-- Extracted records start --

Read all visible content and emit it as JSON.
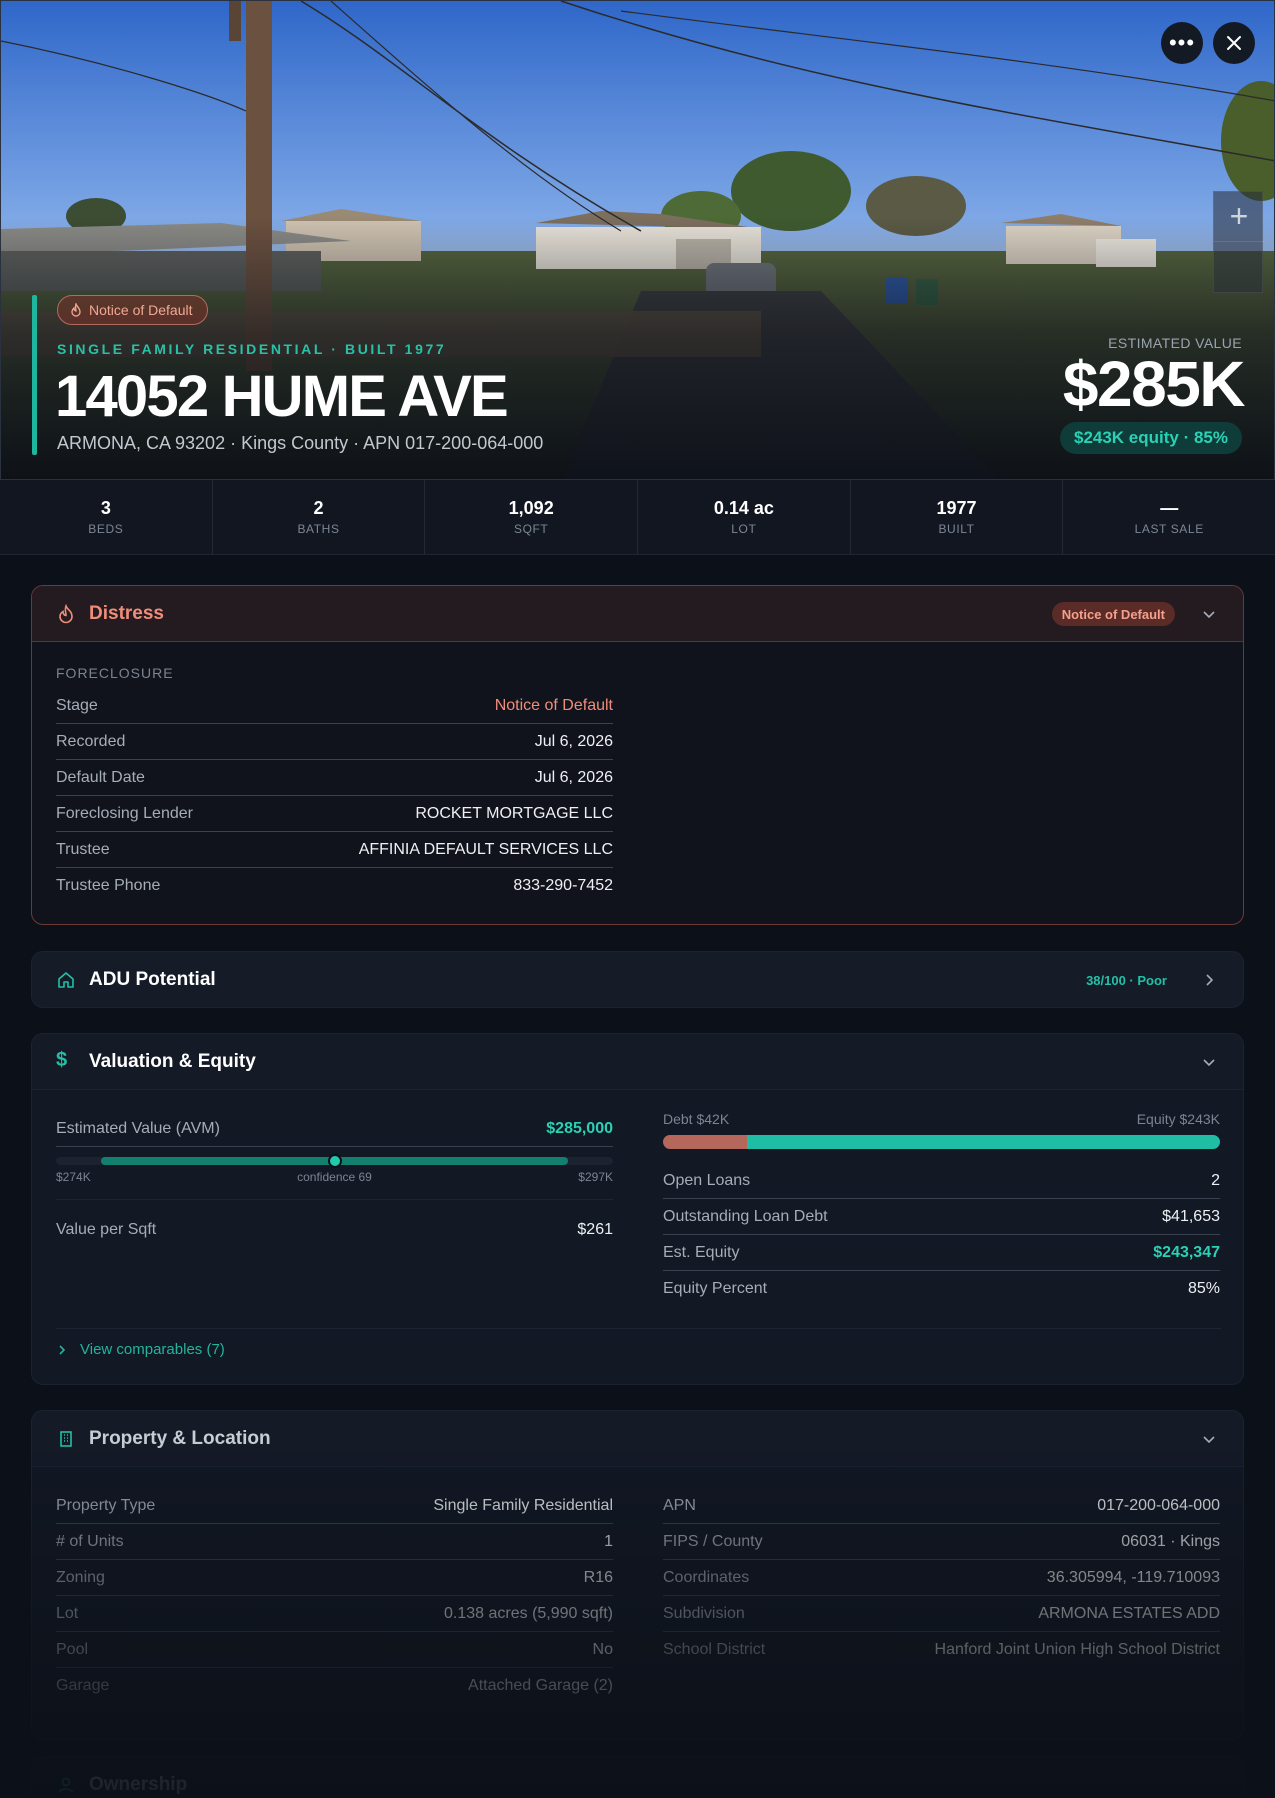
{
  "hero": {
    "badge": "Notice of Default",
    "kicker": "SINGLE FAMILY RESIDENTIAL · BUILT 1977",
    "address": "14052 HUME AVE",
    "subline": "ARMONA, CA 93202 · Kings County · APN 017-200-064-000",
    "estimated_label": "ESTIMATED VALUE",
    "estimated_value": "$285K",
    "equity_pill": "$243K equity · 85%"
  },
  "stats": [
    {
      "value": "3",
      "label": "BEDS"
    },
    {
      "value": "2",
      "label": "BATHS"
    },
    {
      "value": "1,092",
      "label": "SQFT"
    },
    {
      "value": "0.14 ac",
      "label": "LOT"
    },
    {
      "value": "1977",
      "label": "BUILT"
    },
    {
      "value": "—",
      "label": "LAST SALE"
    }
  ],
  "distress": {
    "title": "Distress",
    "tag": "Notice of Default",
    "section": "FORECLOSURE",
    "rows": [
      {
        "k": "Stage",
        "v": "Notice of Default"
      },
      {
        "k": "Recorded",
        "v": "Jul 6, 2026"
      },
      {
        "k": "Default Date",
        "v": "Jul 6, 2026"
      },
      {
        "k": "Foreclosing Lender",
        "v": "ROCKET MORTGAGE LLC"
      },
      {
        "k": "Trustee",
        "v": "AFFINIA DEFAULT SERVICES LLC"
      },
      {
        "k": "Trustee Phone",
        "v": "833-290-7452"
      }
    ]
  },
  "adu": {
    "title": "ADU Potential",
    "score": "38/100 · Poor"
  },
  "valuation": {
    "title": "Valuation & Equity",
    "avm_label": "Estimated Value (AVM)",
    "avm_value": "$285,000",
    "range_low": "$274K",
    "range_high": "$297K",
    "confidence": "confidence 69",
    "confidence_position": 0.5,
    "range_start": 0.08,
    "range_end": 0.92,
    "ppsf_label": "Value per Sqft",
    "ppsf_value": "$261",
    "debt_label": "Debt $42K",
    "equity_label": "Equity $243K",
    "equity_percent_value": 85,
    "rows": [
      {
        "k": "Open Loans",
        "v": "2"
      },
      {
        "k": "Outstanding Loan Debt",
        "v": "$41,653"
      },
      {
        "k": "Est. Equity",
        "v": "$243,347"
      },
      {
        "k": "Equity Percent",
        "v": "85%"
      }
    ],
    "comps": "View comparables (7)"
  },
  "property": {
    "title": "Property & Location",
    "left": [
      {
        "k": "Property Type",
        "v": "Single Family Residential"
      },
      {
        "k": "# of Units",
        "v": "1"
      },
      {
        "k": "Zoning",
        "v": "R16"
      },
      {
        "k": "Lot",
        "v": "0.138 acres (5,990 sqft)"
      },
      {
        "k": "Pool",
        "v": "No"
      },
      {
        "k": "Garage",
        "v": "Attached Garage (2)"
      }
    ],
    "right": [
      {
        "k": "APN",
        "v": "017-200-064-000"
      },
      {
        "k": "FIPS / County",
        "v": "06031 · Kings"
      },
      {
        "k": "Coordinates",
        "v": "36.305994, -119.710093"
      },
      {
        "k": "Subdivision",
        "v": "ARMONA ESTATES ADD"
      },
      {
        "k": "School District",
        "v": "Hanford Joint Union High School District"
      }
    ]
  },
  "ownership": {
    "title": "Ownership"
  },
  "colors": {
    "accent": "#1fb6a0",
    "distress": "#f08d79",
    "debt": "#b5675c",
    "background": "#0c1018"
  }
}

-- Extracted records end --

> _What this task involves_:
Set down every entry word for word, but omit the pictures.

> _Response to the exercise_:
Read all visible content and emit it as JSON.
{
  "hero": {
    "badge": "Notice of Default",
    "kicker": "SINGLE FAMILY RESIDENTIAL · BUILT 1977",
    "address": "14052 HUME AVE",
    "subline": "ARMONA, CA 93202 · Kings County · APN 017-200-064-000",
    "estimated_label": "ESTIMATED VALUE",
    "estimated_value": "$285K",
    "equity_pill": "$243K equity · 85%"
  },
  "stats": [
    {
      "value": "3",
      "label": "BEDS"
    },
    {
      "value": "2",
      "label": "BATHS"
    },
    {
      "value": "1,092",
      "label": "SQFT"
    },
    {
      "value": "0.14 ac",
      "label": "LOT"
    },
    {
      "value": "1977",
      "label": "BUILT"
    },
    {
      "value": "—",
      "label": "LAST SALE"
    }
  ],
  "distress": {
    "title": "Distress",
    "tag": "Notice of Default",
    "section": "FORECLOSURE",
    "rows": [
      {
        "k": "Stage",
        "v": "Notice of Default"
      },
      {
        "k": "Recorded",
        "v": "Jul 6, 2026"
      },
      {
        "k": "Default Date",
        "v": "Jul 6, 2026"
      },
      {
        "k": "Foreclosing Lender",
        "v": "ROCKET MORTGAGE LLC"
      },
      {
        "k": "Trustee",
        "v": "AFFINIA DEFAULT SERVICES LLC"
      },
      {
        "k": "Trustee Phone",
        "v": "833-290-7452"
      }
    ]
  },
  "adu": {
    "title": "ADU Potential",
    "score": "38/100 · Poor"
  },
  "valuation": {
    "title": "Valuation & Equity",
    "avm_label": "Estimated Value (AVM)",
    "avm_value": "$285,000",
    "range_low": "$274K",
    "range_high": "$297K",
    "confidence": "confidence 69",
    "confidence_position": 0.5,
    "range_start": 0.08,
    "range_end": 0.92,
    "ppsf_label": "Value per Sqft",
    "ppsf_value": "$261",
    "debt_label": "Debt $42K",
    "equity_label": "Equity $243K",
    "equity_percent_value": 85,
    "rows": [
      {
        "k": "Open Loans",
        "v": "2"
      },
      {
        "k": "Outstanding Loan Debt",
        "v": "$41,653"
      },
      {
        "k": "Est. Equity",
        "v": "$243,347"
      },
      {
        "k": "Equity Percent",
        "v": "85%"
      }
    ],
    "comps": "View comparables (7)"
  },
  "property": {
    "title": "Property & Location",
    "left": [
      {
        "k": "Property Type",
        "v": "Single Family Residential"
      },
      {
        "k": "# of Units",
        "v": "1"
      },
      {
        "k": "Zoning",
        "v": "R16"
      },
      {
        "k": "Lot",
        "v": "0.138 acres (5,990 sqft)"
      },
      {
        "k": "Pool",
        "v": "No"
      },
      {
        "k": "Garage",
        "v": "Attached Garage (2)"
      }
    ],
    "right": [
      {
        "k": "APN",
        "v": "017-200-064-000"
      },
      {
        "k": "FIPS / County",
        "v": "06031 · Kings"
      },
      {
        "k": "Coordinates",
        "v": "36.305994, -119.710093"
      },
      {
        "k": "Subdivision",
        "v": "ARMONA ESTATES ADD"
      },
      {
        "k": "School District",
        "v": "Hanford Joint Union High School District"
      }
    ]
  },
  "ownership": {
    "title": "Ownership"
  },
  "colors": {
    "accent": "#1fb6a0",
    "distress": "#f08d79",
    "debt": "#b5675c",
    "background": "#0c1018"
  }
}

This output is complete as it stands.